Do this
Copy every row below word for word, leaving out the pictures.

Rows showing where elements appear:
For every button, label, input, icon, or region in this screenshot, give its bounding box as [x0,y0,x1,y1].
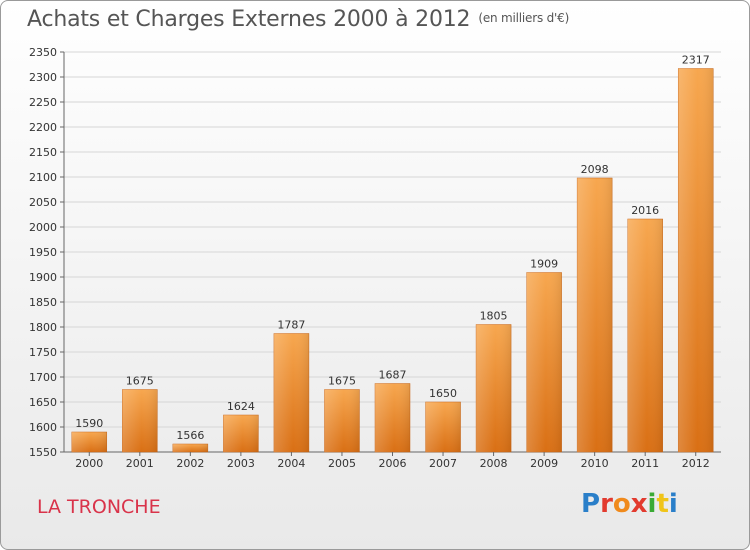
x-tick-label: 2008 [480,457,508,470]
x-tick-label: 2012 [682,457,710,470]
x-tick-label: 2000 [75,457,103,470]
bar-value-label: 2317 [682,54,710,67]
bar-shade [476,324,512,452]
y-tick-label: 1650 [29,396,57,409]
x-tick-label: 2007 [429,457,457,470]
y-tick-label: 1600 [29,421,57,434]
y-tick-label: 2250 [29,96,57,109]
bar-shade [425,402,461,452]
x-tick-label: 2003 [227,457,255,470]
logo-letter: o [612,489,631,519]
logo-letter: P [581,489,601,519]
chart-unit: (en milliers d'€) [478,11,570,25]
proxiti-logo: Proxiti [581,489,678,519]
x-tick-label: 2011 [631,457,659,470]
bar-value-label: 1909 [530,258,558,271]
bar-value-label: 1805 [480,310,508,323]
chart-title: Achats et Charges Externes 2000 à 2012 (e… [27,7,569,32]
bar-value-label: 1687 [379,369,407,382]
y-tick-label: 2300 [29,71,57,84]
bar-shade [273,333,309,452]
bar-value-label: 2016 [631,204,659,217]
bar-shade [627,219,663,452]
bar-shade [678,68,714,452]
bar-shade [375,383,410,452]
x-tick-label: 2001 [126,457,154,470]
bar-shade [324,389,360,452]
bar-shade [71,432,107,452]
logo-letter: t [656,489,669,519]
bar-shade [172,444,208,452]
bar-shade [122,389,158,452]
x-tick-label: 2002 [176,457,204,470]
bar-shade [223,415,259,452]
bar-value-label: 1650 [429,387,457,400]
y-tick-label: 1750 [29,346,57,359]
city-name: LA TRONCHE [37,496,161,518]
bar-value-label: 1566 [176,429,204,442]
bar-value-label: 2098 [581,163,609,176]
y-tick-label: 1950 [29,246,57,259]
bar-value-label: 1675 [328,375,356,388]
y-tick-label: 2050 [29,196,57,209]
y-tick-label: 1800 [29,321,57,334]
logo-letter: r [600,489,613,519]
x-tick-label: 2005 [328,457,356,470]
x-tick-label: 2006 [379,457,407,470]
x-tick-label: 2009 [530,457,558,470]
bar-shade [526,272,562,452]
y-tick-label: 1850 [29,296,57,309]
y-tick-label: 1550 [29,446,57,459]
y-tick-label: 2100 [29,171,57,184]
bar-value-label: 1624 [227,400,255,413]
logo-letter: i [668,489,678,519]
x-tick-label: 2004 [277,457,305,470]
bar-value-label: 1787 [277,319,305,332]
bar-shade [577,178,613,452]
bar-value-label: 1675 [126,375,154,388]
logo-letter: i [647,489,657,519]
y-tick-label: 2150 [29,146,57,159]
y-tick-label: 1900 [29,271,57,284]
x-tick-label: 2010 [581,457,609,470]
logo-letter: x [630,489,648,519]
y-tick-label: 2200 [29,121,57,134]
bar-value-label: 1590 [75,417,103,430]
chart-title-text: Achats et Charges Externes 2000 à 2012 [27,7,471,32]
y-tick-label: 2000 [29,221,57,234]
y-tick-label: 1700 [29,371,57,384]
y-tick-label: 2350 [29,46,57,59]
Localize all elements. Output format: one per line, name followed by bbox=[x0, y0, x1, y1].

Answer to the task
For every button, label, input, icon, or region in this screenshot, give its bounding box as [x0,y0,x1,y1].
x-tick-label: 2008 [480,457,508,470]
x-tick-label: 2012 [682,457,710,470]
x-tick-label: 2000 [75,457,103,470]
bar-value-label: 2317 [682,54,710,67]
bar-shade [476,324,512,452]
y-tick-label: 1650 [29,396,57,409]
x-tick-label: 2007 [429,457,457,470]
y-tick-label: 1600 [29,421,57,434]
y-tick-label: 2250 [29,96,57,109]
bar-shade [425,402,461,452]
x-tick-label: 2003 [227,457,255,470]
logo-letter: o [612,489,631,519]
logo-letter: P [581,489,601,519]
chart-unit: (en milliers d'€) [478,11,570,25]
proxiti-logo: Proxiti [581,489,678,519]
x-tick-label: 2011 [631,457,659,470]
bar-value-label: 1909 [530,258,558,271]
bar-value-label: 1805 [480,310,508,323]
chart-title: Achats et Charges Externes 2000 à 2012 (e… [27,7,569,32]
bar-value-label: 1687 [379,369,407,382]
y-tick-label: 2300 [29,71,57,84]
bar-shade [273,333,309,452]
bar-value-label: 2016 [631,204,659,217]
bar-shade [627,219,663,452]
bar-shade [678,68,714,452]
bar-shade [375,383,410,452]
x-tick-label: 2001 [126,457,154,470]
bar-shade [324,389,360,452]
bar-shade [71,432,107,452]
logo-letter: t [656,489,669,519]
bar-shade [172,444,208,452]
bar-shade [122,389,158,452]
x-tick-label: 2002 [176,457,204,470]
bar-shade [223,415,259,452]
bar-value-label: 1650 [429,387,457,400]
y-tick-label: 1750 [29,346,57,359]
city-name: LA TRONCHE [37,496,161,518]
bar-value-label: 1566 [176,429,204,442]
bar-value-label: 2098 [581,163,609,176]
y-tick-label: 1950 [29,246,57,259]
bar-value-label: 1675 [328,375,356,388]
y-tick-label: 2050 [29,196,57,209]
y-tick-label: 1800 [29,321,57,334]
logo-letter: r [600,489,613,519]
x-tick-label: 2005 [328,457,356,470]
x-tick-label: 2006 [379,457,407,470]
x-tick-label: 2009 [530,457,558,470]
bar-shade [526,272,562,452]
y-tick-label: 1850 [29,296,57,309]
y-tick-label: 1550 [29,446,57,459]
y-tick-label: 2100 [29,171,57,184]
bar-value-label: 1624 [227,400,255,413]
logo-letter: i [668,489,678,519]
x-tick-label: 2004 [277,457,305,470]
bar-value-label: 1787 [277,319,305,332]
bar-shade [577,178,613,452]
bar-value-label: 1675 [126,375,154,388]
logo-letter: i [647,489,657,519]
y-tick-label: 2150 [29,146,57,159]
y-tick-label: 1900 [29,271,57,284]
x-tick-label: 2010 [581,457,609,470]
logo-letter: x [630,489,648,519]
y-tick-label: 2200 [29,121,57,134]
bar-value-label: 1590 [75,417,103,430]
chart-title-text: Achats et Charges Externes 2000 à 2012 [27,7,471,32]
y-tick-label: 2000 [29,221,57,234]
y-tick-label: 1700 [29,371,57,384]
y-tick-label: 2350 [29,46,57,59]
Localize all elements. Output format: one per line, name followed by bbox=[x0, y0, x1, y1].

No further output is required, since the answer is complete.